Extracted records
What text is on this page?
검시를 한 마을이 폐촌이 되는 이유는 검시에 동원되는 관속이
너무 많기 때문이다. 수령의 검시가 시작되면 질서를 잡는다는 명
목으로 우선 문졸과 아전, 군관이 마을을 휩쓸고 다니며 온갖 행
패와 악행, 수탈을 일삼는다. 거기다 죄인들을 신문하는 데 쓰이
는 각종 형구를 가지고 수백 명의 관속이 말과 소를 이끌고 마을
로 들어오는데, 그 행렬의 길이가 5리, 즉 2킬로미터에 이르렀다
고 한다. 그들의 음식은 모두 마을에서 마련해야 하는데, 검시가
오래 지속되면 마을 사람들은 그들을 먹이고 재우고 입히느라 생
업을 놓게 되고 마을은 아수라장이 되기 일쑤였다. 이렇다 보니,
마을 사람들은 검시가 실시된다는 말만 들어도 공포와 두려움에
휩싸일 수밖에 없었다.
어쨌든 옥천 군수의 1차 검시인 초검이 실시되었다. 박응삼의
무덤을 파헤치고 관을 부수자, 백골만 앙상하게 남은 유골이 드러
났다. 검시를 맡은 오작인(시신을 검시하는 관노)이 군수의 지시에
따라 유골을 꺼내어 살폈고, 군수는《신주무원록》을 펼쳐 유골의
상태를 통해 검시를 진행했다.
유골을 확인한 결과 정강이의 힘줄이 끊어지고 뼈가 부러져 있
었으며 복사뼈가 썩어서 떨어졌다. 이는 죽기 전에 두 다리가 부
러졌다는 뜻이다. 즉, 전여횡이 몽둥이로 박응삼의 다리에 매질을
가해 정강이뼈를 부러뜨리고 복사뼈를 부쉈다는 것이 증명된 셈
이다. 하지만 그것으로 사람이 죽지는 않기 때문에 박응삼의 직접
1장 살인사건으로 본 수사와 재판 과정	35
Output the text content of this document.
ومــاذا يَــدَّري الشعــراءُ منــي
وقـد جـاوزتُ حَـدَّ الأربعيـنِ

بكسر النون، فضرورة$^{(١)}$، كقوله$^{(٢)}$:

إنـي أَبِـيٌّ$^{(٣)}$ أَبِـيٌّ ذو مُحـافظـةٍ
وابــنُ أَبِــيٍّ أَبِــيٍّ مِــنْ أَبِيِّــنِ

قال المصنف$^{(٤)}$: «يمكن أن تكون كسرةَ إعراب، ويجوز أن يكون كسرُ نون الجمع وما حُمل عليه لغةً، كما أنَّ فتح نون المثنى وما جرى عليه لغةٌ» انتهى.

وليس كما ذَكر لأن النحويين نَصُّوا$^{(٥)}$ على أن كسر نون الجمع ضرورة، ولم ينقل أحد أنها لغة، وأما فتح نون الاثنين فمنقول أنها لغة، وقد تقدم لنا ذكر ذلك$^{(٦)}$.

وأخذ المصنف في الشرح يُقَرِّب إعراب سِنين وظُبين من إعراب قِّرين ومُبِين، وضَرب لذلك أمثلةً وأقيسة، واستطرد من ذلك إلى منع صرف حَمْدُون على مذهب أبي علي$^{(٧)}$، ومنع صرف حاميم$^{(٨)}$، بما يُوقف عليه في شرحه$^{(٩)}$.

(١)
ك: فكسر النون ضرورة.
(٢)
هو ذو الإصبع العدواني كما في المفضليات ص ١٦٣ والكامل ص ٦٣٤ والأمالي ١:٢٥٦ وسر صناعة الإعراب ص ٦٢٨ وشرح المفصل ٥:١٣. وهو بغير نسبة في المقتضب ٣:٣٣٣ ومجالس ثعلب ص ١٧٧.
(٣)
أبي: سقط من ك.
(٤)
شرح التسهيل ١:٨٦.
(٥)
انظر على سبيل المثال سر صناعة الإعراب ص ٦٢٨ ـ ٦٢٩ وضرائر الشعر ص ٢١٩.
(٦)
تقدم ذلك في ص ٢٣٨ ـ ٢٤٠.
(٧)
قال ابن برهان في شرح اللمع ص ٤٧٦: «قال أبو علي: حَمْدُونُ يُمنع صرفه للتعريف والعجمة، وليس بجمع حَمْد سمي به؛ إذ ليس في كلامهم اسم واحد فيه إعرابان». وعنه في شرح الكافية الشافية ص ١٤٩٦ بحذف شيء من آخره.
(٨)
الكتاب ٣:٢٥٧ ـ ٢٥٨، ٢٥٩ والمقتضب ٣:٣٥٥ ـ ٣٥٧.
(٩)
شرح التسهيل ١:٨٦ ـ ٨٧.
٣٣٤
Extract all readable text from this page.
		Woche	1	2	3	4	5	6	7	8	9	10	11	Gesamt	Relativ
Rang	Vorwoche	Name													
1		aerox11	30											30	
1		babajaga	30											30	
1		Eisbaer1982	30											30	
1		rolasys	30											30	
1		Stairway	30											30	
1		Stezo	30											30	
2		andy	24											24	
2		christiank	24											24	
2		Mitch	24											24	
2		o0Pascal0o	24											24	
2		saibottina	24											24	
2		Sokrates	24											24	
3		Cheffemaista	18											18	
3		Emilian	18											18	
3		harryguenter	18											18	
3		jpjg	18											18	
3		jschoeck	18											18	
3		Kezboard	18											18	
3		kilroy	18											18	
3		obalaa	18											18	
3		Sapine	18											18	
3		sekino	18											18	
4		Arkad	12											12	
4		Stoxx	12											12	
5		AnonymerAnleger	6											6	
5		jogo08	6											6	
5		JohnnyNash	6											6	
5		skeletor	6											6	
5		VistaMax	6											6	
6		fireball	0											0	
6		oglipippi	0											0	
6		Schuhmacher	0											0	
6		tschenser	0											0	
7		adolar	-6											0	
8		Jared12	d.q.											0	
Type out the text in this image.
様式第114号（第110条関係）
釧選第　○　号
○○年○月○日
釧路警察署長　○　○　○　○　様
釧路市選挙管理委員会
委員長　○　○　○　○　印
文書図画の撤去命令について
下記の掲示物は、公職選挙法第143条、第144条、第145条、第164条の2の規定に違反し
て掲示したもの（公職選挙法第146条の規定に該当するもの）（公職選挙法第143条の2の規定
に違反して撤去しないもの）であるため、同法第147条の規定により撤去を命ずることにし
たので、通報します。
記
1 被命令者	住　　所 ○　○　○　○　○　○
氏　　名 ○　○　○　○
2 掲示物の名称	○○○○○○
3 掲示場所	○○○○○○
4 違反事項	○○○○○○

### Task details
Pull out and copy each line containing the string "وليس".

### Correct output
وليس كما ذَكر لأن النحويين نَصُّوا$^{(٥)}$ على أن كسر نون الجمع ضرورة، ولم ينقل أحد أنها لغة، وأما فتح نون الاثنين فمنقول أنها لغة، وقد تقدم لنا ذكر ذلك$^{(٦)}$.
قال ابن برهان في شرح اللمع ص ٤٧٦: «قال أبو علي: حَمْدُونُ يُمنع صرفه للتعريف والعجمة، وليس بجمع حَمْد سمي به؛ إذ ليس في كلامهم اسم واحد فيه إعرابان». وعنه في شرح الكافية الشافية ص ١٤٩٦ بحذف شيء من آخره.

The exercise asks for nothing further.